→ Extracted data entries
---

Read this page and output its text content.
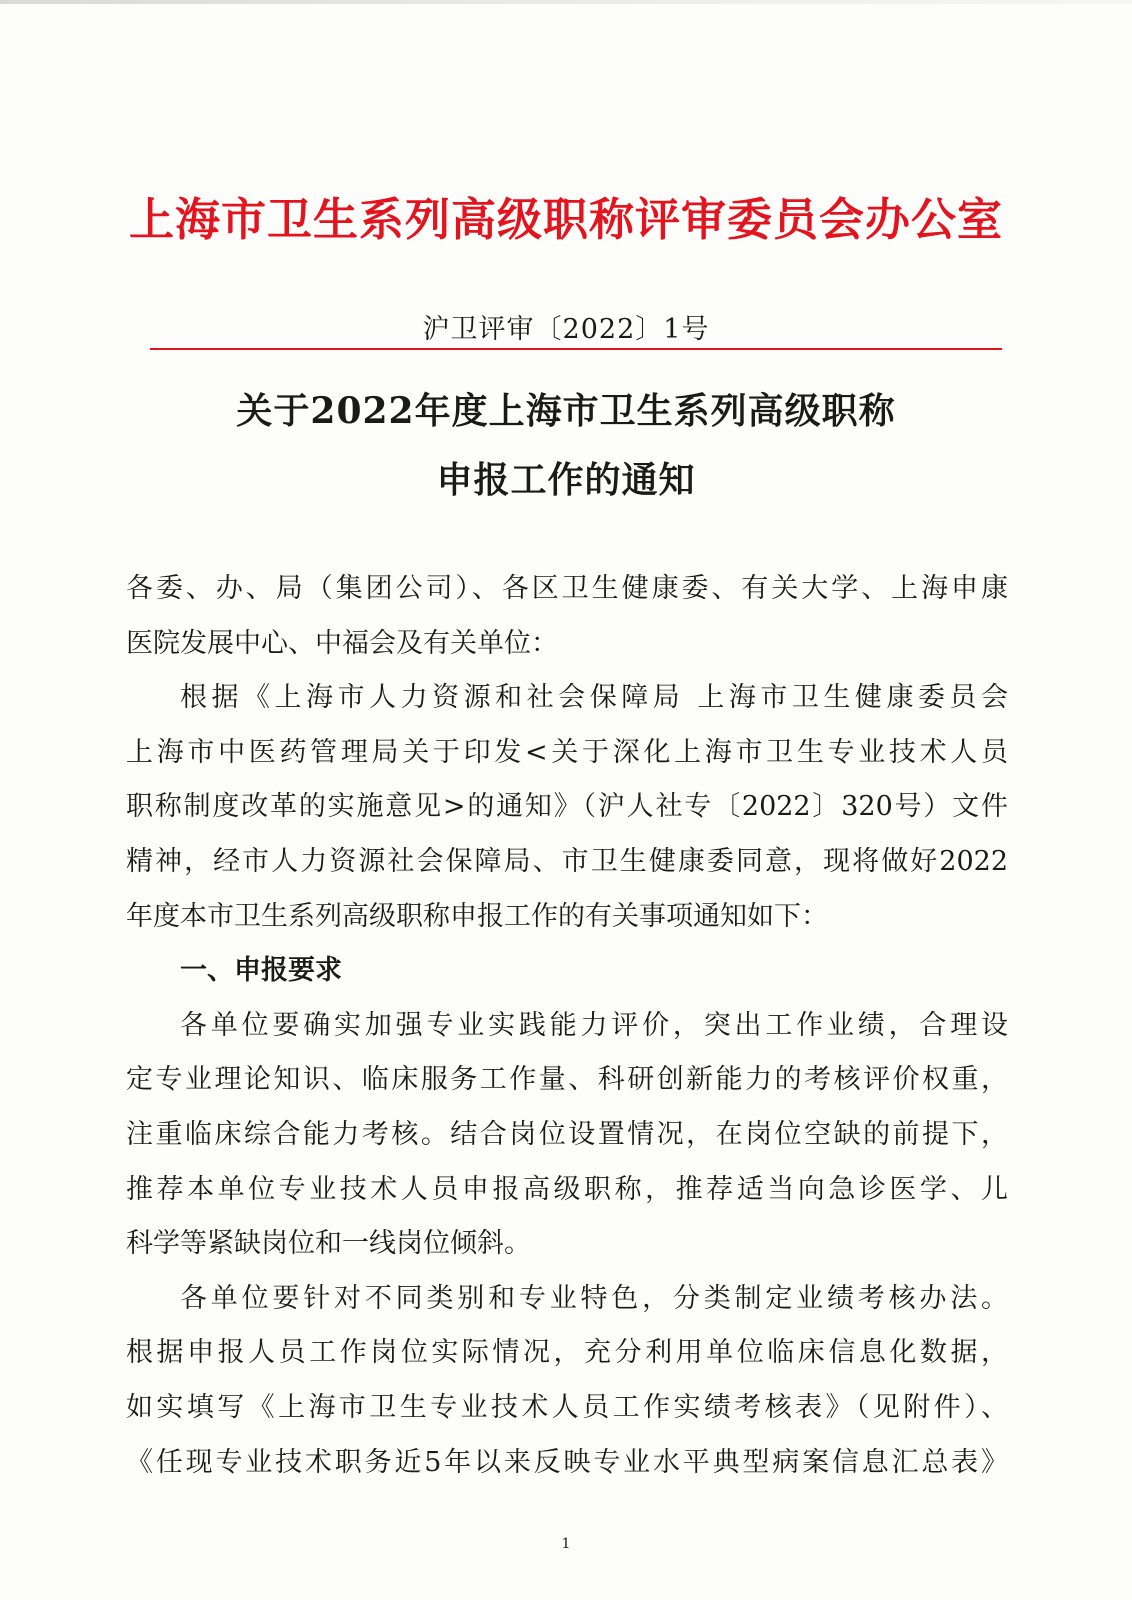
上海市卫生系列高级职称评审委员会办公室
沪卫评审〔2022〕1号
关于2022年度上海市卫生系列高级职称
申报工作的通知

各委、办、局（集团公司）、各区卫生健康委、有关大学、上海申康

医院发展中心、中福会及有关单位：

根据《上海市人力资源和社会保障局 上海市卫生健康委员会

上海市中医药管理局关于印发<关于深化上海市卫生专业技术人员

职称制度改革的实施意见>的通知》（沪人社专〔2022〕320号）文件

精神，经市人力资源社会保障局、市卫生健康委同意，现将做好2022

年度本市卫生系列高级职称申报工作的有关事项通知如下：

一、申报要求

各单位要确实加强专业实践能力评价，突出工作业绩，合理设

定专业理论知识、临床服务工作量、科研创新能力的考核评价权重，

注重临床综合能力考核。结合岗位设置情况，在岗位空缺的前提下，

推荐本单位专业技术人员申报高级职称，推荐适当向急诊医学、儿

科学等紧缺岗位和一线岗位倾斜。

各单位要针对不同类别和专业特色，分类制定业绩考核办法。

根据申报人员工作岗位实际情况，充分利用单位临床信息化数据，

如实填写《上海市卫生专业技术人员工作实绩考核表》（见附件）、

《任现专业技术职务近5年以来反映专业水平典型病案信息汇总表》

1
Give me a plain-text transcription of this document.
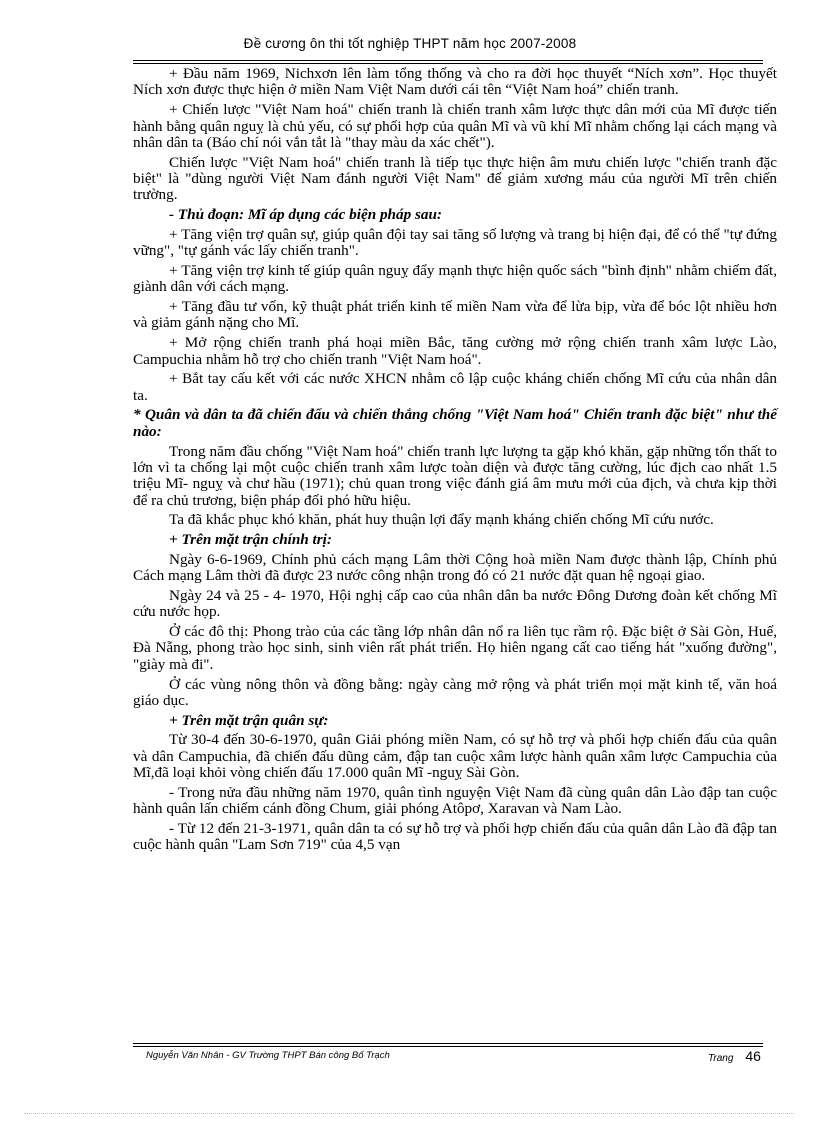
Đề cương ôn thi tốt nghiệp THPT năm học 2007-2008

+ Đầu năm 1969, Nichxơn lên làm tổng thống và cho ra đời học thuyết “Ních xơn”. Học thuyết Ních xơn được thực hiện ở miền Nam Việt Nam dưới cái tên “Việt Nam hoá” chiến tranh.

+ Chiến lược "Việt Nam hoá" chiến tranh là chiến tranh xâm lược thực dân mới của Mĩ được tiến hành bằng quân nguỵ là chủ yếu, có sự phối hợp của quân Mĩ và vũ khí Mĩ nhằm chống lại cách mạng và nhân dân ta (Báo chí nói vắn tắt là "thay màu da xác chết").

Chiến lược "Việt Nam hoá" chiến tranh là tiếp tục thực hiện âm mưu chiến lược "chiến tranh đặc biệt" là "dùng người Việt Nam đánh người Việt Nam" để giảm xương máu của người Mĩ trên chiến trường.

- Thủ đoạn: Mĩ áp dụng các biện pháp sau:

+ Tăng viện trợ quân sự, giúp quân đội tay sai tăng số lượng và trang bị hiện đại, để có thể "tự đứng vững", "tự gánh vác lấy chiến tranh".

+ Tăng viện trợ kinh tế giúp quân nguỵ đẩy mạnh thực hiện quốc sách "bình định" nhằm chiếm đất, giành dân với cách mạng.

+ Tăng đầu tư vốn, kỹ thuật phát triển kinh tế miền Nam vừa để lừa bịp, vừa để bóc lột nhiều hơn và giảm gánh nặng cho Mĩ.

+ Mở rộng chiến tranh phá hoại miền Bắc, tăng cường mở rộng chiến tranh xâm lược Lào, Campuchia nhằm hỗ trợ cho chiến tranh "Việt Nam hoá".

+ Bắt tay cấu kết với các nước XHCN nhằm cô lập cuộc kháng chiến chống Mĩ cứu của nhân dân ta.

* Quân và dân ta đã chiến đấu và chiến thắng chống "Việt Nam hoá" Chiến tranh đặc biệt" như thế nào:

Trong năm đầu chống "Việt Nam hoá" chiến tranh lực lượng ta gặp khó khăn, gặp những tổn thất to lớn vì ta chống lại một cuộc chiến tranh xâm lược toàn diện và được tăng cường, lúc địch cao nhất 1.5 triệu Mĩ- nguỵ và chư hầu (1971); chủ quan trong việc đánh giá âm mưu mới của địch, và chưa kịp thời để ra chủ trương, biện pháp đối phó hữu hiệu.

Ta đã khắc phục khó khăn, phát huy thuận lợi đẩy mạnh kháng chiến chống Mĩ cứu nước.

+ Trên mặt trận chính trị:

Ngày 6-6-1969, Chính phủ cách mạng Lâm thời Cộng hoà miền Nam được thành lập, Chính phủ Cách mạng Lâm thời đã được 23 nước công nhận trong đó có 21 nước đặt quan hệ ngoại giao.

Ngày 24 và 25 - 4- 1970, Hội nghị cấp cao của nhân dân ba nước Đông Dương đoàn kết chống Mĩ cứu nước họp.

Ở các đô thị: Phong trào của các tầng lớp nhân dân nổ ra liên tục rầm rộ. Đặc biệt ở Sài Gòn, Huế, Đà Nẵng, phong trào học sinh, sinh viên rất phát triển. Họ hiên ngang cất cao tiếng hát "xuống đường", "giày mà đi".

Ở các vùng nông thôn và đồng bằng: ngày càng mở rộng và phát triển mọi mặt kinh tế, văn hoá giáo dục.

+ Trên mặt trận quân sự:

Từ 30-4 đến 30-6-1970, quân Giải phóng miền Nam, có sự hỗ trợ và phối hợp chiến đấu của quân và dân Campuchia, đã chiến đấu dũng cảm, đập tan cuộc xâm lược hành quân xâm lược Campuchia của Mĩ,đã loại khỏi vòng chiến đấu 17.000 quân Mĩ -nguỵ Sài Gòn.

- Trong nửa đầu những năm 1970, quân tình nguyện Việt Nam đã cùng quân dân Lào đập tan cuộc hành quân lấn chiếm cánh đồng Chum, giải phóng Atôpơ, Xaravan và Nam Lào.

- Từ 12 đến 21-3-1971, quân dân ta có sự hỗ trợ và phối hợp chiến đấu của quân dân Lào đã đập tan cuộc hành quân "Lam Sơn 719" của 4,5 vạn

Nguyễn Văn Nhân - GV Trường THPT Bán công Bố Trạch	Trang 46
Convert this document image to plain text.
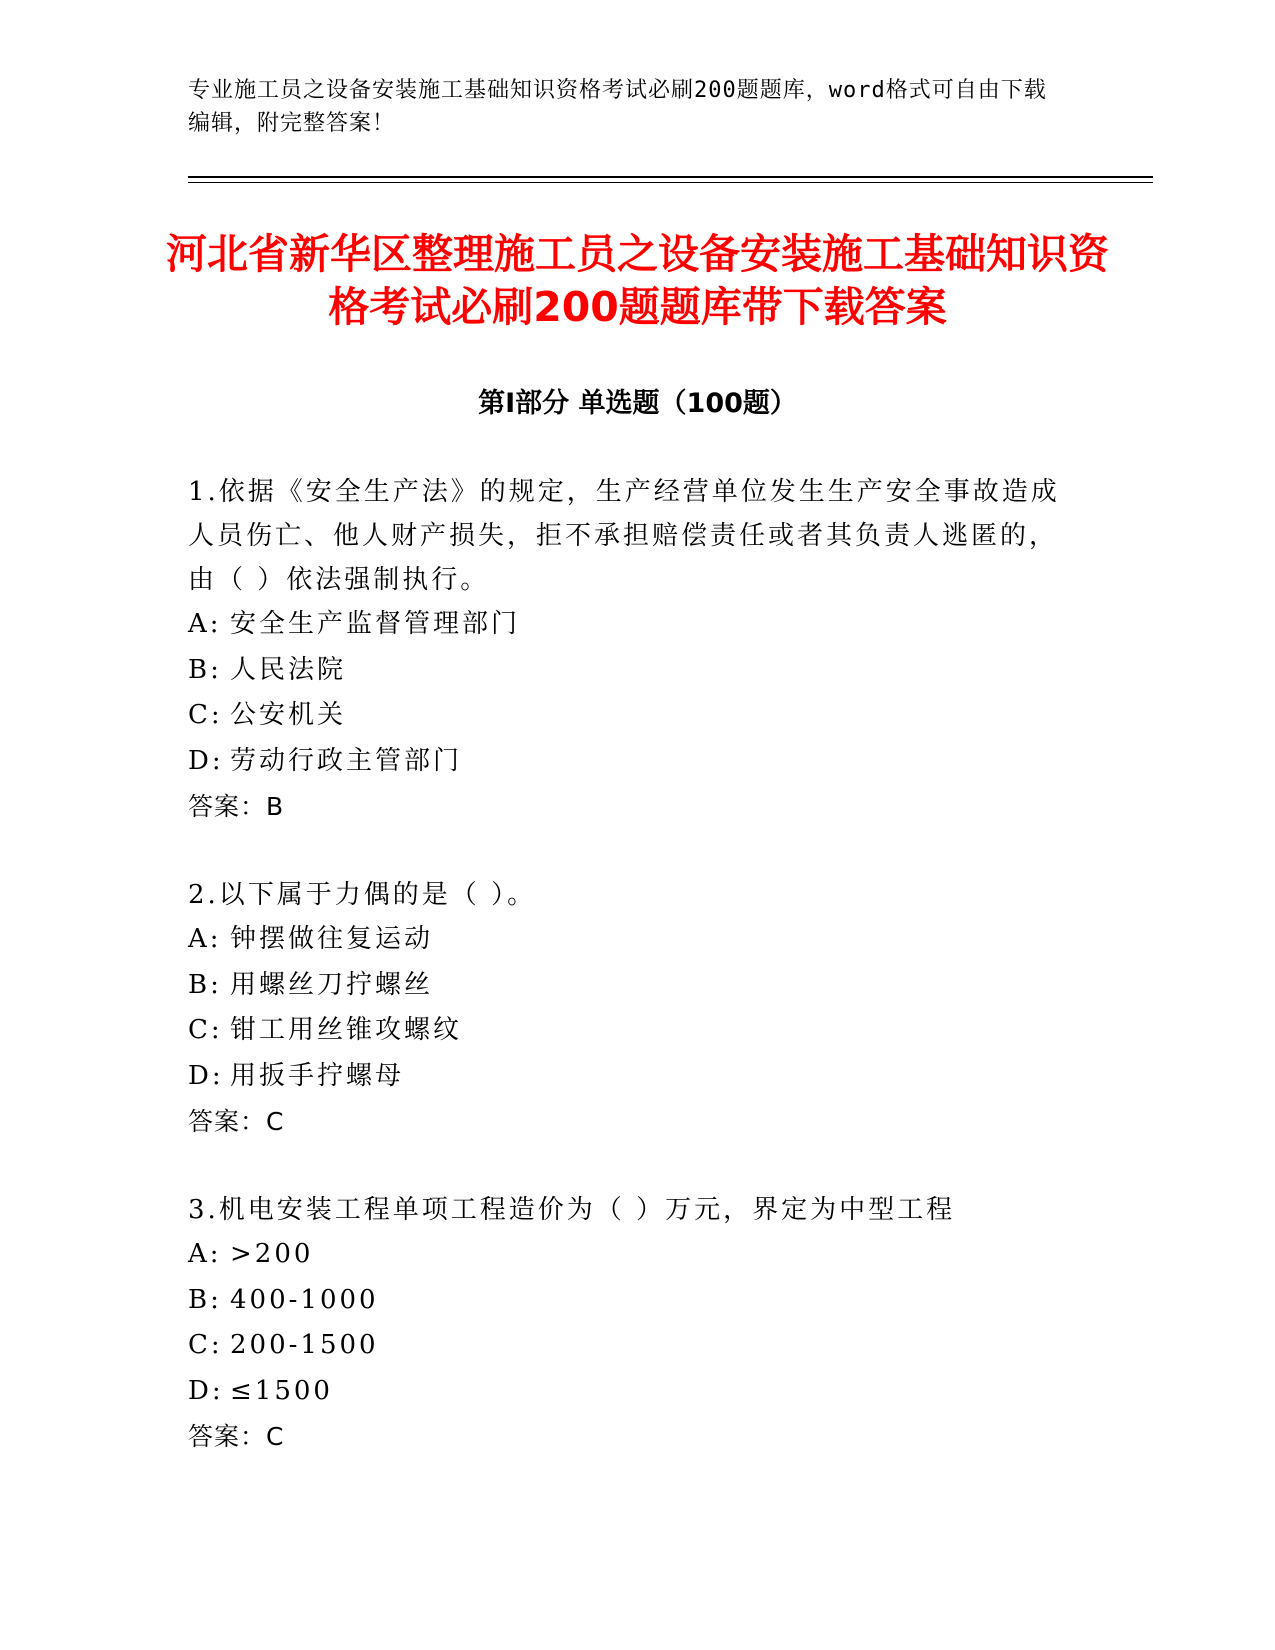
专业施工员之设备安装施工基础知识资格考试必刷200题题库，word格式可自由下载编辑，附完整答案！
河北省新华区整理施工员之设备安装施工基础知识资格考试必刷200题题库带下载答案
第Ⅰ部分 单选题（100题）

1.依据《安全生产法》的规定，生产经营单位发生生产安全事故造成人员伤亡、他人财产损失，拒不承担赔偿责任或者其负责人逃匿的，由（ ）依法强制执行。

A: 安全生产监督管理部门

B: 人民法院

C: 公安机关

D: 劳动行政主管部门

答案：B

2.以下属于力偶的是（ ）。

A: 钟摆做往复运动

B: 用螺丝刀拧螺丝

C: 钳工用丝锥攻螺纹

D: 用扳手拧螺母

答案：C

3.机电安装工程单项工程造价为（ ）万元，界定为中型工程

A: >200

B: 400-1000

C: 200-1500

D: ≤1500

答案：C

---

→ Your goal
Your task is to copy word for word the lines from the line containing "Convert this document image to plain text." to the end of the listing, both included, and to drop any pictures.

→ The response
Convert this document image to plain text.
专业施工员之设备安装施工基础知识资格考试必刷200题题库，word格式可自由下载编辑，附完整答案！
河北省新华区整理施工员之设备安装施工基础知识资格考试必刷200题题库带下载答案
第Ⅰ部分 单选题（100题）

1.依据《安全生产法》的规定，生产经营单位发生生产安全事故造成人员伤亡、他人财产损失，拒不承担赔偿责任或者其负责人逃匿的，由（ ）依法强制执行。

A: 安全生产监督管理部门

B: 人民法院

C: 公安机关

D: 劳动行政主管部门

答案：B

2.以下属于力偶的是（ ）。

A: 钟摆做往复运动

B: 用螺丝刀拧螺丝

C: 钳工用丝锥攻螺纹

D: 用扳手拧螺母

答案：C

3.机电安装工程单项工程造价为（ ）万元，界定为中型工程

A: >200

B: 400-1000

C: 200-1500

D: ≤1500

答案：C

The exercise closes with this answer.